PROMPT: Please copy the lines word for word, covering the stretch from the line containing "sunday-reading: 1 Timothy 1: 12-17, Luke" through the line containing "ark-text: Every Wednesday".

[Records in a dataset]
'''

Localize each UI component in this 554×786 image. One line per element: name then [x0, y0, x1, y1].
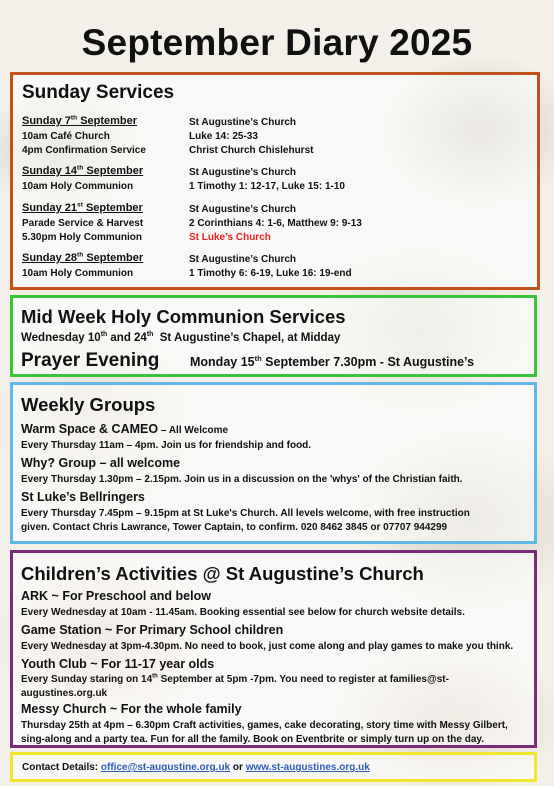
sunday-reading: 1 Timothy 1: 12-17, Luke 15: 1-10 [189, 181, 345, 192]
sunday-line: 10am Holy Communion [22, 181, 134, 192]
midweek-details: Wednesday 10th and 24th St Augustine’s Chapel, at Midday [21, 331, 341, 344]
sunday-line: 5.30pm Holy Communion [22, 232, 143, 243]
sunday-venue: St Augustine’s Church [189, 254, 297, 265]
contact-details [22, 762, 370, 773]
contact-details-box [10, 752, 537, 782]
ark-text: Every Wednesday at 10am - 11.45am. Booking essential see below for church website details. [21, 607, 465, 618]
sunday-line: Parade Service & Harvest [22, 218, 144, 229]
warm-space-title: Warm Space & CAMEO – All Welcome [21, 422, 229, 436]
game-station-text: Every Wednesday at 3pm-4.30pm. No need to book, just come along and play games to make you think. [21, 641, 514, 652]
sunday-date-4: Sunday 28th September [22, 251, 144, 264]
sunday-venue: St Augustine’s Church [189, 117, 297, 128]
youth-club-text: Every Sunday staring on 14th September at 5pm -7pm. You need to register at families@st- [21, 673, 449, 685]
messy-church-text: Thursday 25th at 4pm – 6.30pm Craft activities, games, cake decorating, story time with Messy Gilbert, [21, 720, 508, 731]
youth-club-title: Youth Club ~ For 11-17 year olds [21, 657, 215, 671]
contact-or: or [230, 762, 246, 773]
warm-space-text: Every Thursday 11am – 4pm. Join us for friendship and food. [21, 440, 312, 451]
sunday-services-heading: Sunday Services [22, 82, 175, 103]
sunday-date-2: Sunday 14th September [22, 164, 144, 177]
page-title: September Diary 2025 [81, 22, 473, 63]
contact-website-link[interactable]: www.st-augustines.org.uk [245, 762, 370, 773]
sunday-venue: Christ Church Chislehurst [189, 145, 314, 156]
youth-club-text: augustines.org.uk [21, 688, 108, 699]
sunday-venue-highlight: St Luke’s Church [189, 232, 271, 243]
ark-title: ARK ~ For Preschool and below [21, 589, 211, 603]
sunday-line: 10am Café Church [22, 131, 110, 142]
weekly-groups-heading: Weekly Groups [21, 394, 156, 415]
contact-email-link[interactable]: office@st-augustine.org.uk [100, 762, 231, 773]
sunday-reading: 2 Corinthians 4: 1-6, Matthew 9: 9-13 [189, 218, 362, 229]
weekly-groups-box [10, 382, 537, 544]
sunday-services-box [10, 72, 540, 290]
why-group-text: Every Thursday 1.30pm – 2.15pm. Join us in a discussion on the 'whys' of the Christian faith. [21, 474, 463, 485]
childrens-activities-heading: Children’s Activities @ St Augustine’s Church [21, 563, 424, 584]
childrens-activities-box [10, 550, 537, 748]
bellringers-text: given. Contact Chris Lawrance, Tower Captain, to confirm. 020 8462 3845 or 07707 944299 [21, 522, 448, 533]
game-station-title: Game Station ~ For Primary School children [21, 623, 284, 637]
messy-church-text: sing-along and a party tea. Fun for all the family. Book on Eventbrite or simply turn up on the day. [21, 734, 485, 745]
why-group-title: Why? Group – all welcome [21, 456, 181, 470]
prayer-evening-heading: Prayer Evening [21, 350, 160, 371]
sunday-line: 4pm Confirmation Service [22, 145, 146, 156]
bellringers-text: Every Thursday 7.45pm – 9.15pm at St Luke's Church. All levels welcome, with free instruction [21, 508, 470, 519]
contact-label: Contact Details: [22, 762, 101, 773]
sunday-reading: Luke 14: 25-33 [189, 131, 258, 142]
midweek-services-box [10, 295, 537, 377]
prayer-evening-details: Monday 15th September 7.30pm - St Augustine’s [190, 353, 475, 369]
bellringers-title: St Luke’s Bellringers [21, 490, 145, 504]
messy-church-title: Messy Church ~ For the whole family [21, 702, 242, 716]
sunday-reading: 1 Timothy 6: 6-19, Luke 16: 19-end [189, 268, 352, 279]
sunday-venue: St Augustine’s Church [189, 204, 297, 215]
sunday-venue: St Augustine’s Church [189, 167, 297, 178]
sunday-date-1: Sunday 7th September [22, 114, 138, 127]
midweek-heading: Mid Week Holy Communion Services [21, 306, 346, 327]
sunday-line: 10am Holy Communion [22, 268, 134, 279]
sunday-date-3: Sunday 21st September [22, 201, 143, 214]
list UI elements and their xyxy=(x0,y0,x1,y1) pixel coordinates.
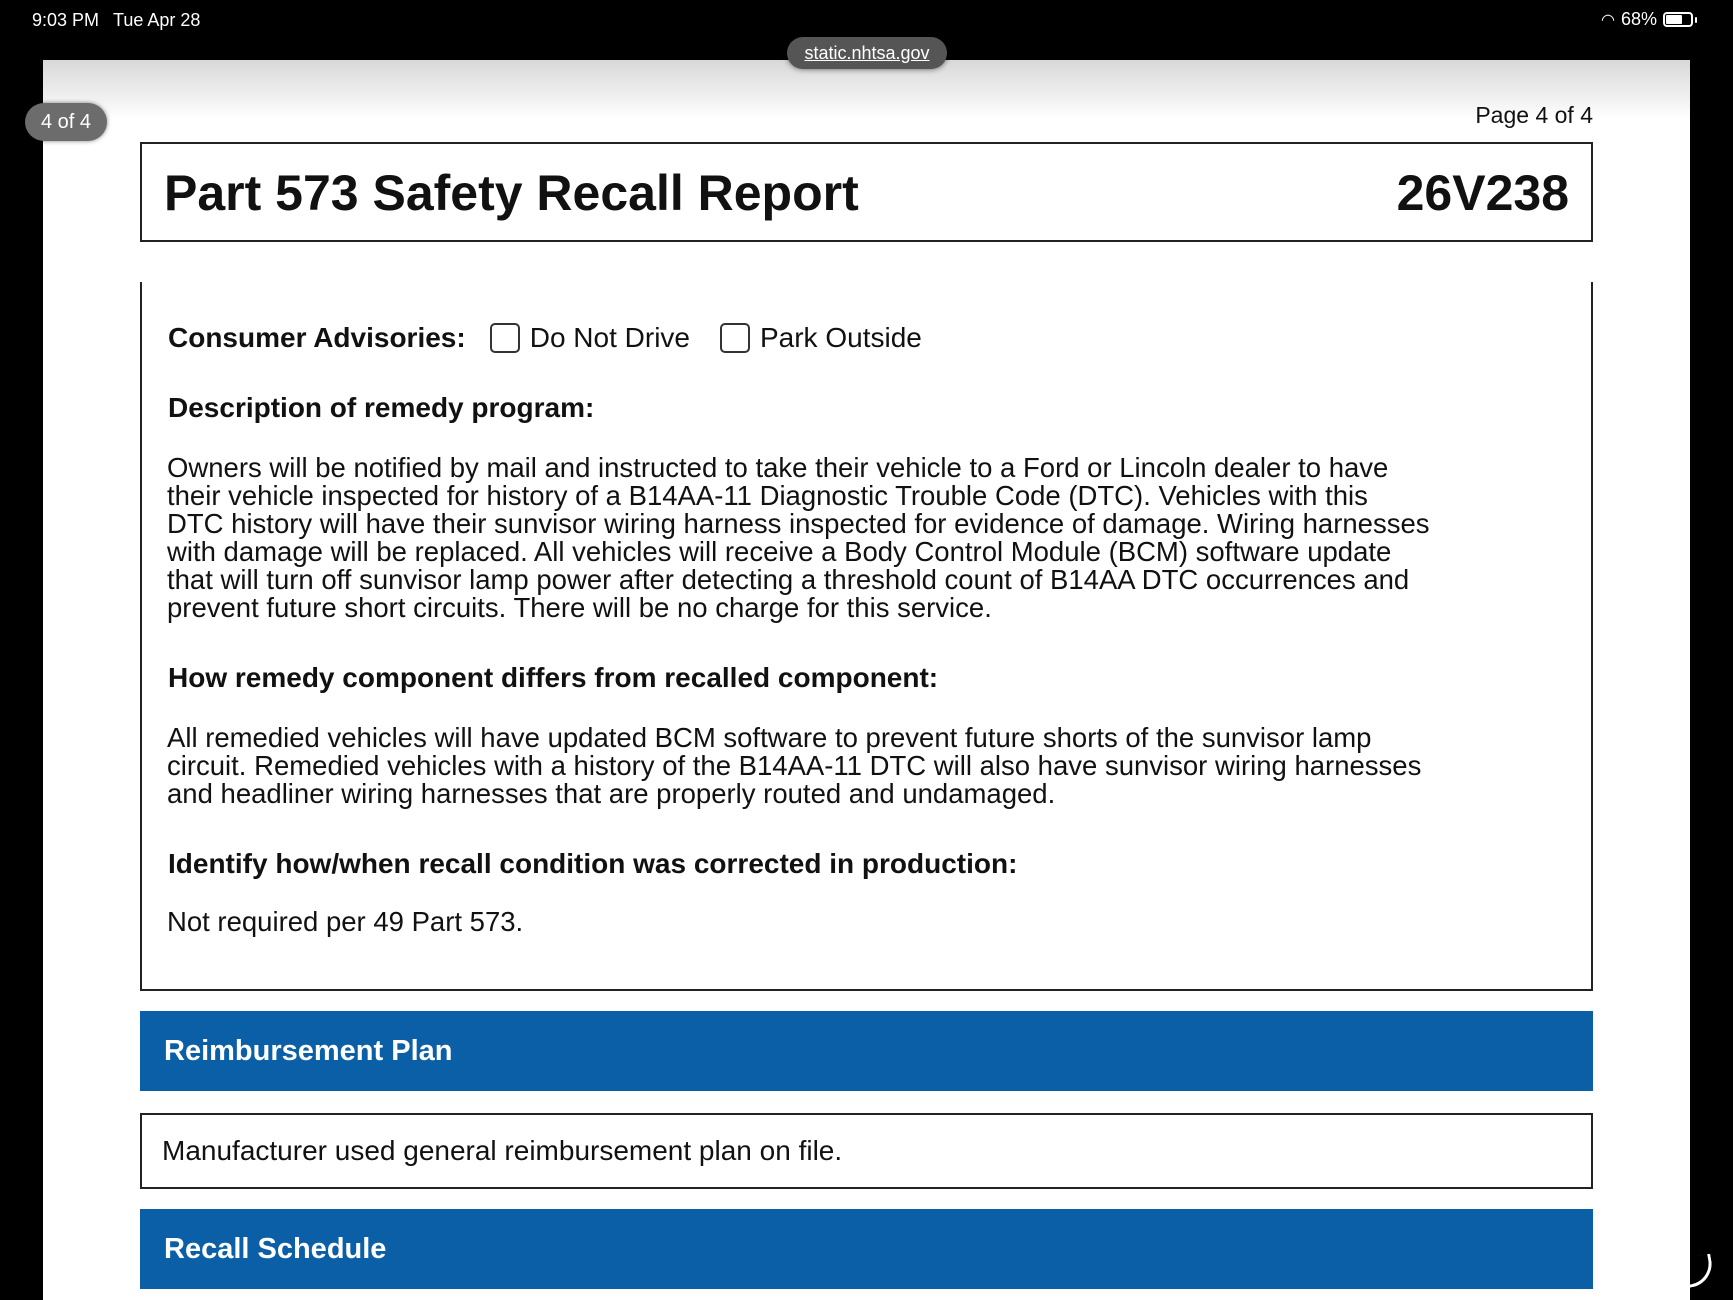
markup-handle-icon[interactable] xyxy=(1681,1254,1716,1289)
remedy-content-box xyxy=(140,282,1593,991)
advisory-park-outside xyxy=(720,322,922,354)
report-header xyxy=(140,142,1593,242)
differs-heading: How remedy component differs from recalled component: xyxy=(168,662,939,693)
remedy-line: prevent future short circuits. There will be no charge for this service. xyxy=(167,592,992,623)
reimbursement-plan-text: Manufacturer used general reimbursement plan on file. xyxy=(140,1113,1593,1189)
remedy-text xyxy=(167,454,1577,622)
remedy-line: DTC history will have their sunvisor wiring harness inspected for evidence of damage. Wiring harnesses xyxy=(167,508,1430,539)
differs-line: and headliner wiring harnesses that are properly routed and undamaged. xyxy=(167,778,1056,809)
advisory-do-not-drive xyxy=(490,322,690,354)
report-title: Part 573 Safety Recall Report xyxy=(164,165,859,221)
production-heading: Identify how/when recall condition was corrected in production: xyxy=(168,848,1018,879)
status-date: Tue Apr 28 xyxy=(113,10,201,30)
status-right xyxy=(1601,9,1697,30)
remedy-line: with damage will be replaced. All vehicles will receive a Body Control Module (BCM) software update xyxy=(167,536,1392,567)
remedy-heading: Description of remedy program: xyxy=(168,392,595,423)
status-bar xyxy=(0,0,1733,40)
wifi-icon: ◠ xyxy=(1601,11,1615,29)
advisory-label: Do Not Drive xyxy=(529,322,690,353)
page-top-fade xyxy=(43,60,1690,120)
remedy-line: Owners will be notified by mail and instructed to take their vehicle to a Ford or Lincoln dealer to have xyxy=(167,452,1389,483)
battery-icon xyxy=(1663,12,1693,27)
checkbox-icon xyxy=(720,323,750,353)
battery-tip-icon xyxy=(1695,17,1697,23)
differs-line: All remedied vehicles will have updated BCM software to prevent future shorts of the sunvisor lamp xyxy=(167,722,1372,753)
differs-text xyxy=(167,724,1577,808)
page-indicator-pill[interactable]: 4 of 4 xyxy=(25,103,107,141)
status-time: 9:03 PM xyxy=(32,10,100,30)
differs-line: circuit. Remedied vehicles with a history of the B14AA-11 DTC will also have sunvisor wiring harnesses xyxy=(167,750,1422,781)
recall-schedule-header: Recall Schedule xyxy=(140,1209,1593,1289)
consumer-advisories xyxy=(168,322,952,354)
battery-percent: 68% xyxy=(1620,9,1657,29)
checkbox-icon xyxy=(490,323,520,353)
remedy-line: that will turn off sunvisor lamp power after detecting a threshold count of B14AA DTC occurrences and xyxy=(167,564,1410,595)
advisories-label: Consumer Advisories: xyxy=(168,322,466,353)
recall-id: 26V238 xyxy=(1396,165,1569,221)
remedy-line: their vehicle inspected for history of a B14AA-11 Diagnostic Trouble Code (DTC). Vehicles with this xyxy=(167,480,1368,511)
reimbursement-plan-header: Reimbursement Plan xyxy=(140,1011,1593,1091)
production-text: Not required per 49 Part 573. xyxy=(167,906,524,937)
advisory-label: Park Outside xyxy=(759,322,922,353)
page-number-label: Page 4 of 4 xyxy=(1475,102,1593,128)
url-pill[interactable]: static.nhtsa.gov xyxy=(787,37,947,69)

'''

FULL OUTPUT:
sunday-reading: 1 Timothy 1: 12-17, Luke 15: 1-10 [189, 181, 345, 192]
sunday-line: 10am Holy Communion [22, 181, 134, 192]
midweek-details: Wednesday 10th and 24th St Augustine’s Chapel, at Midday [21, 331, 341, 344]
sunday-line: 5.30pm Holy Communion [22, 232, 143, 243]
sunday-venue: St Augustine’s Church [189, 254, 297, 265]
contact-details [22, 762, 370, 773]
contact-details-box [10, 752, 537, 782]
ark-text: Every Wednesday at 10am - 11.45am. Booking essential see below for church website details. [21, 607, 465, 618]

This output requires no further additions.